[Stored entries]

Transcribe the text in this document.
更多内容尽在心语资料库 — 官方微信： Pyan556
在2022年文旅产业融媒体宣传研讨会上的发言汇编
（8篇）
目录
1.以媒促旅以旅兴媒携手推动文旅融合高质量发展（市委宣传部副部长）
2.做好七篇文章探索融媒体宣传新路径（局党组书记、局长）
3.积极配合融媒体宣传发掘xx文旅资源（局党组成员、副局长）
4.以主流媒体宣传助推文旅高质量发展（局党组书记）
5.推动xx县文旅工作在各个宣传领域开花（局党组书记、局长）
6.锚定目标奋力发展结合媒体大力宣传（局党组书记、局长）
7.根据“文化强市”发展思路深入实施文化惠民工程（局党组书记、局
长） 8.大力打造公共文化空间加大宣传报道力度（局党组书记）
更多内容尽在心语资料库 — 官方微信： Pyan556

* * *

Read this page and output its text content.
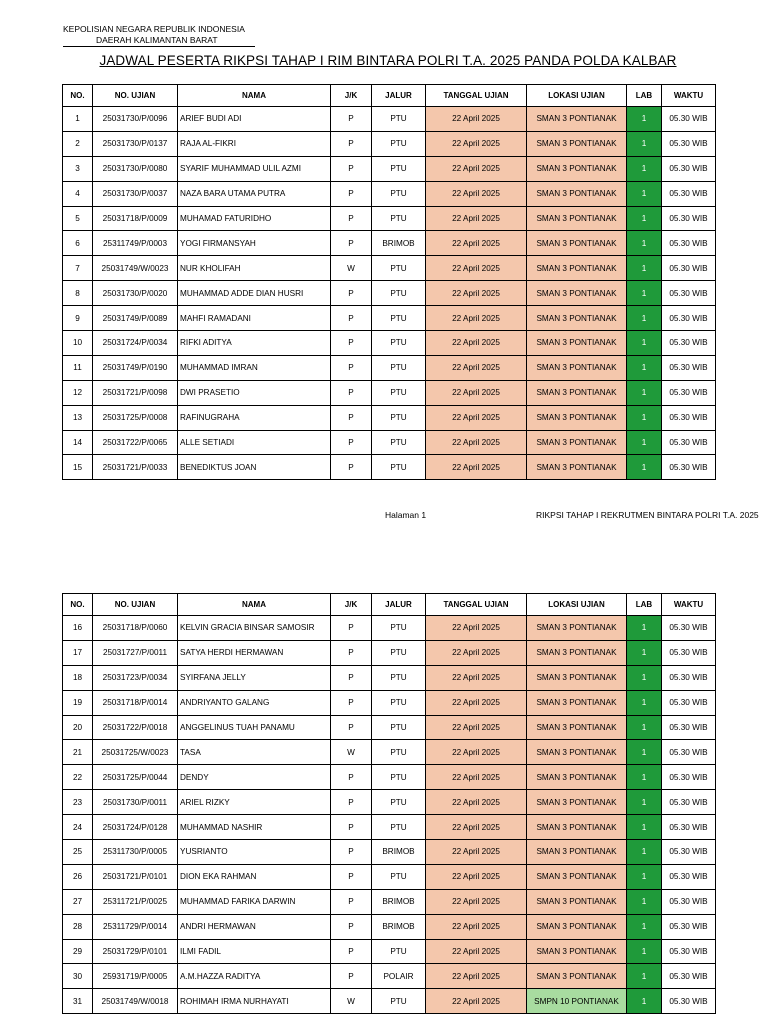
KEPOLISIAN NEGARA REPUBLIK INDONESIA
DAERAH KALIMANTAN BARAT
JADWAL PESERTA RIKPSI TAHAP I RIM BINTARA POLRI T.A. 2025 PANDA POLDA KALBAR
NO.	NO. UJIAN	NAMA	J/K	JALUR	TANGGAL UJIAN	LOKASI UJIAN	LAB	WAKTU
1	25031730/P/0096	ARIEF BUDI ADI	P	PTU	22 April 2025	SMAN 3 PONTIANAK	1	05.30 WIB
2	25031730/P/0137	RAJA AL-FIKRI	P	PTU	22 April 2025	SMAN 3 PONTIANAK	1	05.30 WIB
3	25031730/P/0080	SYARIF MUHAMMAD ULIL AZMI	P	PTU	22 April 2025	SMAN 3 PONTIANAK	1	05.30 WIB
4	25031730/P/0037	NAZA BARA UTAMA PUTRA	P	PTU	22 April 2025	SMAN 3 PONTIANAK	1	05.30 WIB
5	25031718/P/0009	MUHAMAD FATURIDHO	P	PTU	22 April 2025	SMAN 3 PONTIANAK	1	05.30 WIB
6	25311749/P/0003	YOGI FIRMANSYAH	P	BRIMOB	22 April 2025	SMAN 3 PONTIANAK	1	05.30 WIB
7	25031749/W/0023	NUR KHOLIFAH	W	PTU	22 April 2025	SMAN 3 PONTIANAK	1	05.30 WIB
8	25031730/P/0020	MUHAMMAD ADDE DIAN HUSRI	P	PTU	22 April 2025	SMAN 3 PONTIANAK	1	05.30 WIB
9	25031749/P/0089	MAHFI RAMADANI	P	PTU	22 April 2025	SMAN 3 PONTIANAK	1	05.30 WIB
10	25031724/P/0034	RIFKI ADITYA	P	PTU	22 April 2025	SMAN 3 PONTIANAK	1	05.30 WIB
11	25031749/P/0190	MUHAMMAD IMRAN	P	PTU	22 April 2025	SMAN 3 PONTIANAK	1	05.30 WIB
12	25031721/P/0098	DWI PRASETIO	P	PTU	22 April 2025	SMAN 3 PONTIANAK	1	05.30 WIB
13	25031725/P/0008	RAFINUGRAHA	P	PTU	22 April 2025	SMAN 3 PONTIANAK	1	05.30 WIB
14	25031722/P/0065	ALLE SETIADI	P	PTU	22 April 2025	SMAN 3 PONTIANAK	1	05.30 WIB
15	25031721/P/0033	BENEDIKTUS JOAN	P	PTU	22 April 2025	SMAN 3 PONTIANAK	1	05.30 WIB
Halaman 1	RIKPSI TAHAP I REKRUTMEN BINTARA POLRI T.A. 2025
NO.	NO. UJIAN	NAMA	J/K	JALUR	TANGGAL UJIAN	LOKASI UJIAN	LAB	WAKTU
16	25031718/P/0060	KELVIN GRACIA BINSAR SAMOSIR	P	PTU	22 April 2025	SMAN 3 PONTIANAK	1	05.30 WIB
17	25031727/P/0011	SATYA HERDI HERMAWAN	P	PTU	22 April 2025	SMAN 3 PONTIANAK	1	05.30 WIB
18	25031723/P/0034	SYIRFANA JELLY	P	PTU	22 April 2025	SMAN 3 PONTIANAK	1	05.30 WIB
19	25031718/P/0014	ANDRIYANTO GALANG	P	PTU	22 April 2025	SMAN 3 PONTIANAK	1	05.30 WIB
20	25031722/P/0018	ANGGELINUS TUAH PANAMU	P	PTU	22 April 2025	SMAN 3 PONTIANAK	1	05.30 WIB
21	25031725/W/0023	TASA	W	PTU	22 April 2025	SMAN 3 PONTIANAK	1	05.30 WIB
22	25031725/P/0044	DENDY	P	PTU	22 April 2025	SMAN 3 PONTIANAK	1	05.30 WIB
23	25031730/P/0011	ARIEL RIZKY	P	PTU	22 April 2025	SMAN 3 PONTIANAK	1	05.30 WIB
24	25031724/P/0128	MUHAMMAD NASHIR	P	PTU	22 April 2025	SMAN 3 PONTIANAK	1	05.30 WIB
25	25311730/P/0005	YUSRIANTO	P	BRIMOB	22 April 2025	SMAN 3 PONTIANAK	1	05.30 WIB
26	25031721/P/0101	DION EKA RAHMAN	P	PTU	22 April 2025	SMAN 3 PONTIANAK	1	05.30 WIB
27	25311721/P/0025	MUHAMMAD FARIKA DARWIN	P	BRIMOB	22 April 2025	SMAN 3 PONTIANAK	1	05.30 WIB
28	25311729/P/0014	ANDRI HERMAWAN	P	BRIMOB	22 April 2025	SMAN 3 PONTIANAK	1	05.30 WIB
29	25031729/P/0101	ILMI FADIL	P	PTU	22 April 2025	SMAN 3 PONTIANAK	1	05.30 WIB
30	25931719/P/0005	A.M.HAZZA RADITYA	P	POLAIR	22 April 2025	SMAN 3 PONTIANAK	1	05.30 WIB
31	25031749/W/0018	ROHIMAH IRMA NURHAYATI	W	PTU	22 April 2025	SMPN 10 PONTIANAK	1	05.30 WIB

> _WHAT NEEDS TO BE DONE_
Report how many lines of the records above contain the word "TAHAP", and give only that number.

> _WORKED ANSWER_
2